• **Dataset rows**
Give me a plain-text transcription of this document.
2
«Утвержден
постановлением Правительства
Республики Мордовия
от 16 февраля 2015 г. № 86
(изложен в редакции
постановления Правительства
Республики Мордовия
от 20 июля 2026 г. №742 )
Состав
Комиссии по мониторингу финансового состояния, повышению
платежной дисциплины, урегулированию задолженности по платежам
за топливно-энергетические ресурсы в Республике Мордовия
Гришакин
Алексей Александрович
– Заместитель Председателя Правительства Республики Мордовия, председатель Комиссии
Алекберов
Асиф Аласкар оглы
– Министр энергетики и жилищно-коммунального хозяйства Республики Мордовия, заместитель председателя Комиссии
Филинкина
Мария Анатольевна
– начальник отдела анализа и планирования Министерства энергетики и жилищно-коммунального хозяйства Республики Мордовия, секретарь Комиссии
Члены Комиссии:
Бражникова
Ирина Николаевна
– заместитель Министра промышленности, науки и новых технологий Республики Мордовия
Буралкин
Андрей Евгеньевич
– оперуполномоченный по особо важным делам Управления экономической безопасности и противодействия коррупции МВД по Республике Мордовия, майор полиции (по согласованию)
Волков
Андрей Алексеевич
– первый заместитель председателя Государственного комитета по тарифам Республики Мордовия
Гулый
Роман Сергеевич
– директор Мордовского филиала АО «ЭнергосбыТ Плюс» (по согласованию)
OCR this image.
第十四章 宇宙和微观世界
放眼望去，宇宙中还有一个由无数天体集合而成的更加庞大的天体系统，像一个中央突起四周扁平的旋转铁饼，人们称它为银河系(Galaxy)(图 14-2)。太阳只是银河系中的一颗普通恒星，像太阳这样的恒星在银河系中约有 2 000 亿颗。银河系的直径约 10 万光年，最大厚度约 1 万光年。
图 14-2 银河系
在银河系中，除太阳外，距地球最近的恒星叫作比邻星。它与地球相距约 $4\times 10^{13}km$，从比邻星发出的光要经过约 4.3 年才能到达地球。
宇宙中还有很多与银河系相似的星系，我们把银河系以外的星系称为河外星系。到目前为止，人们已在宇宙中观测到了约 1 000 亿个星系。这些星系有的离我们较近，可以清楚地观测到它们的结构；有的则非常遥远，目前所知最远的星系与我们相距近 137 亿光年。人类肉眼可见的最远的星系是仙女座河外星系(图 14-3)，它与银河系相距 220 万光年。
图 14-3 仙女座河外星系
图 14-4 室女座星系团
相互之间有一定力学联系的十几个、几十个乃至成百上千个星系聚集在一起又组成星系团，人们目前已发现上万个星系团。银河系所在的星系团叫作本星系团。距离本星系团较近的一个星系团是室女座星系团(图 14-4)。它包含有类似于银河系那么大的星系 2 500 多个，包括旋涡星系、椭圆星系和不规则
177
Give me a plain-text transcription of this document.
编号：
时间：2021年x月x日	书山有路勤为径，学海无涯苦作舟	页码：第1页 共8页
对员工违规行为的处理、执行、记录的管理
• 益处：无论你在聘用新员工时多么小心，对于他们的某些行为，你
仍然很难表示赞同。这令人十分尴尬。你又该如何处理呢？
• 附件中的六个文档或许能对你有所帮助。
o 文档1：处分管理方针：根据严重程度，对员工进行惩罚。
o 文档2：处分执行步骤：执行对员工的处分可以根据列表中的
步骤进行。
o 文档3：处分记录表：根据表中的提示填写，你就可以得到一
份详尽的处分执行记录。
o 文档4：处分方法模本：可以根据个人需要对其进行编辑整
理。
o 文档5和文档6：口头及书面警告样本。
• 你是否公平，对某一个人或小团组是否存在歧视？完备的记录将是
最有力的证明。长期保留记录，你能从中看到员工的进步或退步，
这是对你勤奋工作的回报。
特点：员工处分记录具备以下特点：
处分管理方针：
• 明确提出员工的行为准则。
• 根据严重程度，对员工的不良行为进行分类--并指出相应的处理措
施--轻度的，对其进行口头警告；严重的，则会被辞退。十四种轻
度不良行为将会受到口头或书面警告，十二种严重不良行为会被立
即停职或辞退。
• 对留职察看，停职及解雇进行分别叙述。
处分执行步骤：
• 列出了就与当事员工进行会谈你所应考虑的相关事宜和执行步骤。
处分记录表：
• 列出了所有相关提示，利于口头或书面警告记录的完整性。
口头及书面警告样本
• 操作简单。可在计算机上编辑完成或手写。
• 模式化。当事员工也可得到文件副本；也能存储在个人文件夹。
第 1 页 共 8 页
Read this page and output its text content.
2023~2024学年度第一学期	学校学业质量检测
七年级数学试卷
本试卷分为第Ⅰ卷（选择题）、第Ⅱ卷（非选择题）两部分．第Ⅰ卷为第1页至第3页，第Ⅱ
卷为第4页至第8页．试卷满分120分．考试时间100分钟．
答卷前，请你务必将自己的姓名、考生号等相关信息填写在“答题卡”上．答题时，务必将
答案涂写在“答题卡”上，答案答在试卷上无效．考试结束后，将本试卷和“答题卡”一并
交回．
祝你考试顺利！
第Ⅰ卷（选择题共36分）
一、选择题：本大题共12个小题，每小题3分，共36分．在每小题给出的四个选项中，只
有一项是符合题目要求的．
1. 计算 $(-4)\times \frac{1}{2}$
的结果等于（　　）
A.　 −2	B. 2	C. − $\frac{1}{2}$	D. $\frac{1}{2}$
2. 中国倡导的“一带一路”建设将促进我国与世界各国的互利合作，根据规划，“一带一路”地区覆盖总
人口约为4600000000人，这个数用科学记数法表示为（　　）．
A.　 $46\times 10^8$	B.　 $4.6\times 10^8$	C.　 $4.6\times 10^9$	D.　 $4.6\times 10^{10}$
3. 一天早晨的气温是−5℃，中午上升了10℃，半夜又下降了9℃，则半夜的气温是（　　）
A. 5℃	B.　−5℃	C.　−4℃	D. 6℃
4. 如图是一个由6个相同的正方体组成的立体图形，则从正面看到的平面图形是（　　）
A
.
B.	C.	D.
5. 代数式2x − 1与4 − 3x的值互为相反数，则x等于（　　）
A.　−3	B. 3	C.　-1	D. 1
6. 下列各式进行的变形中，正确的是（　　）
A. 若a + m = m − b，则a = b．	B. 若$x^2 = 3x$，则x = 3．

• **Exercise goal**
Copy all lines of the material above where the string "根据严重程度" occurs.

• **Result for this exercise**
o 文档1：处分管理方针：根据严重程度，对员工进行惩罚。
• 根据严重程度，对员工的不良行为进行分类--并指出相应的处理措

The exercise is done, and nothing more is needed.